**EXERCISE PROMPT**
In the page on biodegradation of toxic chemicals, by what percentage did the phospholipid content of strain G4 increase when it was grown on toluene?

Biodegradation of Toxic Chemicals

1. Carbon flow from toxic chemicals to membrane biomass

In collaboration with Dr. Alvarez at University of Iowa, I am conducting degradation experiment on the five pseudomonas species that can degrade toluene (Fig. 1). Our approach is to utilize 13C-labeled toluene to determine the carbon flow from toluene to membrane fatty acids and phospholipids, thereby we can develop indicators for effective biodegradation and therefore bioremediation.
Figure 1

http://www.ge-at.iastate.edu/people/faculty/fang/Biodeg1.gif

2. Microbial response to toxic chemicals

We grew five reference pseudomonad strains that express different toluene degradation pathways: Pseudomonas putida mt-2, Pseudomonas putida F1, Burkholderia cepacia G4, Burkholderia pickettii PKO1, and Pseudomonas mendocina KR1 in media with and without toluene (Fang et al., 2000). All strains showed significant changes in phospholipid content and composition as an adaptive response to toluene exposure, as well as considerable diversity in response mechanisms. For example, the phospholipid content of toluene-grown PKO1, F1, and KR1 was 10.9% to 34.7 % of that found in succinate-grown strains, while the phospholipid content of mt-2 and G4 increased by 56% and 94%, respectively, when grown on toluene. In addition, PKO1, F1, and mt-2 responded to the presence of toluene by synthesizing more phosphatidylglycerol, whereas G4 and KR1 synthesized phospholipids with polyunsaturated fatty acids (C18:2) on one or both of the sn-2 positions. These changes in phospholipid composition and concentration probably reflect the sensitivity and degree of tolerance of these strains to toluene, and suggest that different mechanisms are utilized by dissimilar bacteria to maintain optimal lipid ordering in the presence of such environmental pollutants.

[Saved entries]
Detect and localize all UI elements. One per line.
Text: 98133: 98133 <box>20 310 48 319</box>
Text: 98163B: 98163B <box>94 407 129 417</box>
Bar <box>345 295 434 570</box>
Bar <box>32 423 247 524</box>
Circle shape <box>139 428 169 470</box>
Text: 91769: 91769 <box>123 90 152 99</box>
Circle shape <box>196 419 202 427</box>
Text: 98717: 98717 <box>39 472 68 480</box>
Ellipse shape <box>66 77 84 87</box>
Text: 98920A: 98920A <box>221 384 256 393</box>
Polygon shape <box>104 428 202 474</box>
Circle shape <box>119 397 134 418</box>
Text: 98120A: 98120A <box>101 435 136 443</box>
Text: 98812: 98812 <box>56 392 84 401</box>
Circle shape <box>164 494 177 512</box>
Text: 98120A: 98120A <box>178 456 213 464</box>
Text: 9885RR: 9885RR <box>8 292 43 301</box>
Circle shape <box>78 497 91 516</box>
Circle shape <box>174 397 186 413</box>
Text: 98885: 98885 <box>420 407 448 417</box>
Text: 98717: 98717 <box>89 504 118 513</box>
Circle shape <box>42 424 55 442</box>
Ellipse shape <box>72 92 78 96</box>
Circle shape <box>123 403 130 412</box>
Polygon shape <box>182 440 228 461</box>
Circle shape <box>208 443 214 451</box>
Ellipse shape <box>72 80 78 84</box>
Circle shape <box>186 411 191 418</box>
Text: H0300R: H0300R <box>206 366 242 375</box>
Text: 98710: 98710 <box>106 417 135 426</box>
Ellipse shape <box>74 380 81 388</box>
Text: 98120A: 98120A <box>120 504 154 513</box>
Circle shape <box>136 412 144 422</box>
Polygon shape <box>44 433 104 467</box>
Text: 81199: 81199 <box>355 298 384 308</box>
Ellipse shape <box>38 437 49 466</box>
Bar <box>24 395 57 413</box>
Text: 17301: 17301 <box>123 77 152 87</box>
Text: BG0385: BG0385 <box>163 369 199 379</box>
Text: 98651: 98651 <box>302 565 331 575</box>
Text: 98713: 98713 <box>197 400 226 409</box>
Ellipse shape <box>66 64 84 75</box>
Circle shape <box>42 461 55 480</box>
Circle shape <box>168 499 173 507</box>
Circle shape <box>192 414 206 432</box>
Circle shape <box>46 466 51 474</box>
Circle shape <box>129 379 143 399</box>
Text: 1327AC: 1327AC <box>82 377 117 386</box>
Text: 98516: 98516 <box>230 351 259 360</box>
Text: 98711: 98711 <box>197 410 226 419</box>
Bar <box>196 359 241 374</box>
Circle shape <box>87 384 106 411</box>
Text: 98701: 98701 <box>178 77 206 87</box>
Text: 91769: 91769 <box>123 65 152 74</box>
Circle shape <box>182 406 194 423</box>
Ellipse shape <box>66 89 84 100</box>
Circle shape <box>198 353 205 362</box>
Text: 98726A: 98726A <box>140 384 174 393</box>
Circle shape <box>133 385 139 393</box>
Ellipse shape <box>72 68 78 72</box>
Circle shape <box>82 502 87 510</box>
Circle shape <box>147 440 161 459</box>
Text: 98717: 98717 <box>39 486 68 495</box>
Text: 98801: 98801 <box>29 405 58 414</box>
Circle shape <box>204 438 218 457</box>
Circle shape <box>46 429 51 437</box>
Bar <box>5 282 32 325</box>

**EXERCISE OUTPUT**
94%